— Start —

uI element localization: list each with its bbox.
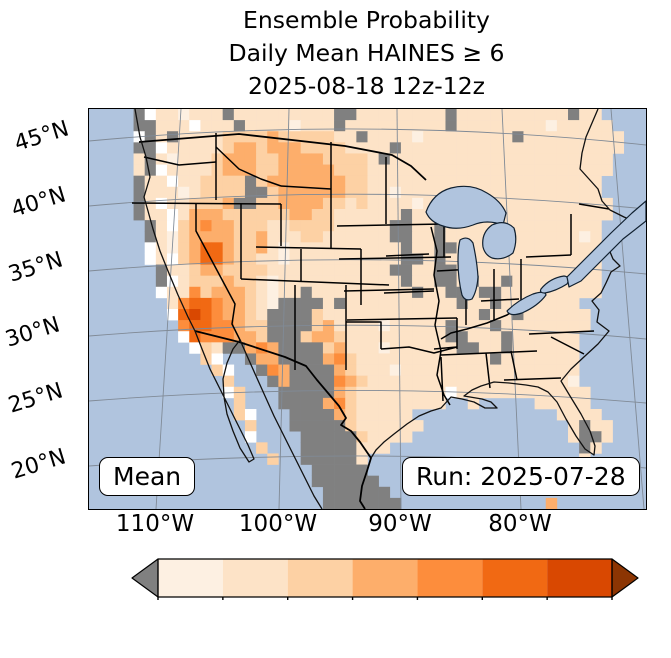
graticule-line (396, 109, 402, 509)
coastline (134, 109, 323, 509)
great-lake (566, 200, 646, 288)
state-border (433, 346, 458, 350)
map-canvas (89, 109, 646, 509)
great-lake (506, 291, 547, 316)
colorbar-segment (547, 559, 612, 597)
figure-title: Ensemble Probability Daily Mean HAINES ≥… (88, 4, 645, 103)
lat-tick-label: 20°N (8, 444, 69, 485)
probability-cells (133, 109, 625, 509)
mean-label: Mean (113, 462, 182, 491)
title-line-1: Ensemble Probability (243, 6, 490, 34)
run-annotation-box: Run: 2025-07-28 (402, 457, 640, 496)
state-border (485, 352, 491, 389)
probability-map (88, 108, 647, 510)
colorbar-segment (352, 559, 418, 597)
great-lake (457, 237, 479, 301)
run-label: Run: 2025-07-28 (416, 462, 626, 491)
state-border (503, 377, 562, 381)
state-border (215, 146, 282, 187)
lat-tick-label: 45°N (11, 116, 72, 157)
state-border (440, 356, 444, 402)
lon-tick-label: 90°W (368, 511, 432, 537)
graticule-line (89, 390, 646, 404)
state-border (550, 336, 585, 355)
state-border (131, 202, 282, 205)
state-border (346, 317, 458, 321)
country-border (194, 330, 372, 509)
state-border (240, 278, 390, 286)
colorbar-segment (158, 559, 223, 597)
graticule-line (278, 109, 290, 509)
state-border (143, 156, 217, 166)
state-border (525, 254, 572, 258)
state-border (385, 253, 430, 257)
mean-annotation-box: Mean (99, 457, 196, 496)
state-border (346, 321, 382, 349)
state-border (430, 226, 451, 406)
colorbar-segment (222, 559, 288, 597)
state-border (280, 185, 332, 190)
colorbar-canvas (131, 558, 639, 603)
colorbar-segment (482, 559, 548, 597)
lat-tick-label: 25°N (5, 378, 66, 419)
colorbar: 0.10.20.50.60.70.80.91.0 HAINES Daily Me… (0, 548, 671, 658)
country-border (138, 133, 427, 181)
state-border (383, 290, 435, 294)
lon-tick-label: 110°W (115, 511, 195, 537)
great-lake (482, 222, 517, 260)
state-border (338, 256, 452, 260)
colorbar-segment (287, 559, 353, 597)
state-border (195, 204, 242, 343)
state-border (578, 203, 610, 210)
title-line-2: Daily Mean HAINES ≥ 6 (228, 39, 505, 67)
state-border (510, 350, 518, 381)
graticule-line (89, 128, 646, 146)
title-line-3: 2025-08-18 12z-12z (248, 72, 485, 100)
lon-tick-label: 100°W (238, 511, 318, 537)
state-border (255, 246, 362, 250)
lat-tick-label: 40°N (8, 182, 69, 223)
graticule-line (155, 109, 182, 509)
state-border (440, 350, 538, 356)
colorbar-segment (417, 559, 483, 597)
lon-tick-label: 80°W (488, 511, 552, 537)
state-border (528, 330, 595, 335)
lat-tick-label: 35°N (5, 247, 66, 288)
great-lake (539, 275, 570, 294)
colorbar-over-arrow (611, 558, 639, 598)
state-border (380, 346, 458, 354)
state-border (480, 298, 520, 302)
state-border (343, 288, 435, 292)
great-lake (425, 185, 507, 229)
graticule-line (610, 109, 645, 509)
lat-tick-label: 30°N (2, 312, 63, 353)
colorbar-under-arrow (131, 558, 159, 598)
graticule-line (89, 193, 646, 210)
state-border (336, 223, 445, 227)
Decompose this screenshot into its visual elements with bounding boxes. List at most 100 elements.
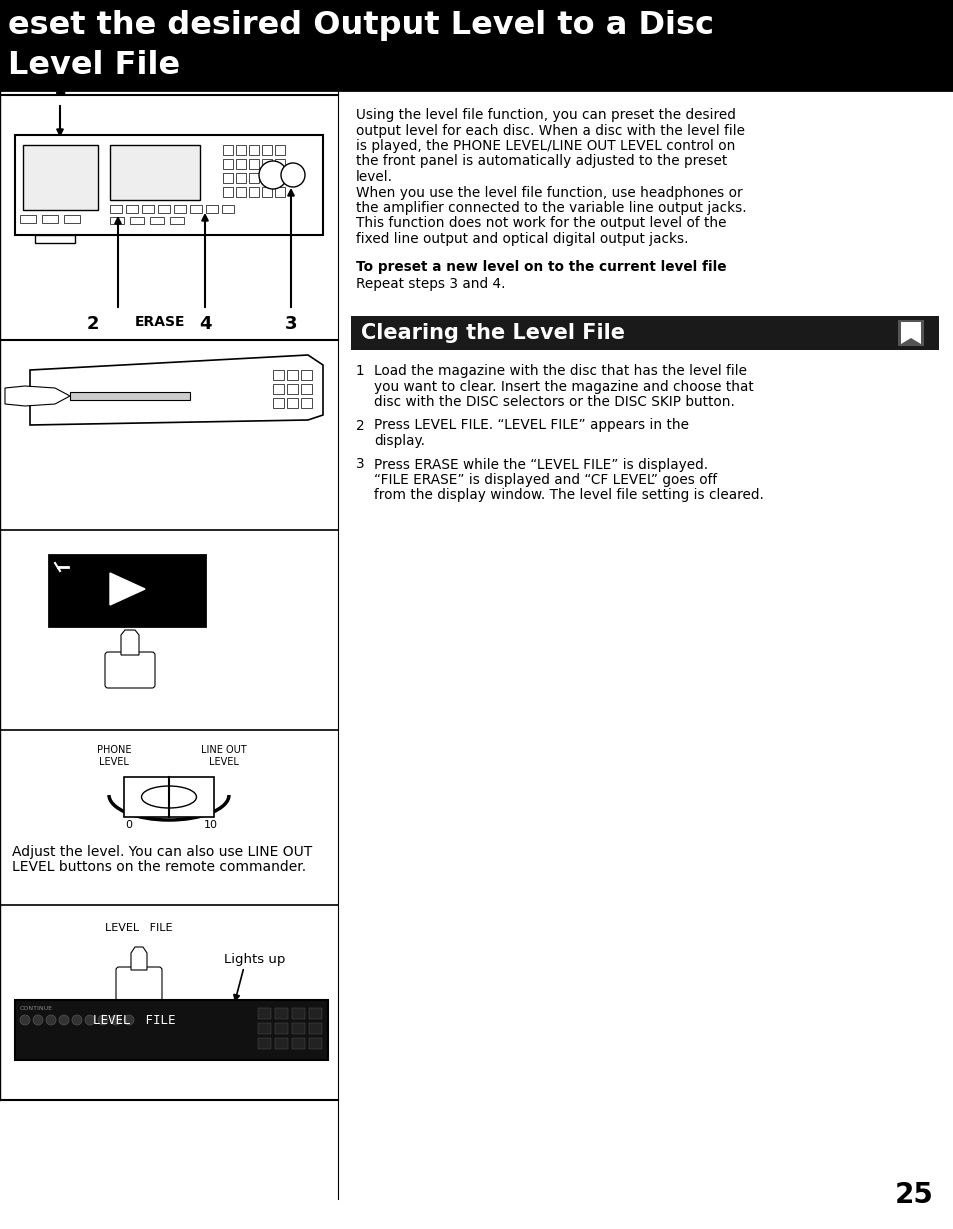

— End —

## What is expected
Copy out the lines of the entries word for word, starting with the line containing "graticule-line (396, 109, 402, 509)" and going on through the line containing "colorbar: 0.10.20.50.60.70.80.91.0 HAINES".

## Response
graticule-line (396, 109, 402, 509)
coastline (134, 109, 323, 509)
great-lake (566, 200, 646, 288)
state-border (433, 346, 458, 350)
map-canvas (89, 109, 646, 509)
great-lake (506, 291, 547, 316)
colorbar-segment (547, 559, 612, 597)
figure-title: Ensemble Probability Daily Mean HAINES ≥… (88, 4, 645, 103)
lat-tick-label: 20°N (8, 444, 69, 485)
probability-cells (133, 109, 625, 509)
mean-label: Mean (113, 462, 182, 491)
title-line-1: Ensemble Probability (243, 6, 490, 34)
run-annotation-box: Run: 2025-07-28 (402, 457, 640, 496)
state-border (485, 352, 491, 389)
probability-map (88, 108, 647, 510)
colorbar-segment (352, 559, 418, 597)
great-lake (457, 237, 479, 301)
run-label: Run: 2025-07-28 (416, 462, 626, 491)
state-border (503, 377, 562, 381)
state-border (215, 146, 282, 187)
lat-tick-label: 45°N (11, 116, 72, 157)
state-border (440, 356, 444, 402)
lon-tick-label: 90°W (368, 511, 432, 537)
graticule-line (89, 390, 646, 404)
state-border (550, 336, 585, 355)
state-border (131, 202, 282, 205)
state-border (346, 317, 458, 321)
country-border (194, 330, 372, 509)
state-border (240, 278, 390, 286)
colorbar-segment (158, 559, 223, 597)
graticule-line (278, 109, 290, 509)
state-border (143, 156, 217, 166)
state-border (525, 254, 572, 258)
state-border (385, 253, 430, 257)
mean-annotation-box: Mean (99, 457, 196, 496)
state-border (346, 321, 382, 349)
state-border (430, 226, 451, 406)
colorbar-segment (222, 559, 288, 597)
state-border (280, 185, 332, 190)
colorbar-canvas (131, 558, 639, 603)
colorbar-segment (482, 559, 548, 597)
lat-tick-label: 25°N (5, 378, 66, 419)
colorbar: 0.10.20.50.60.70.80.91.0 HAINES Daily Me… (0, 548, 671, 658)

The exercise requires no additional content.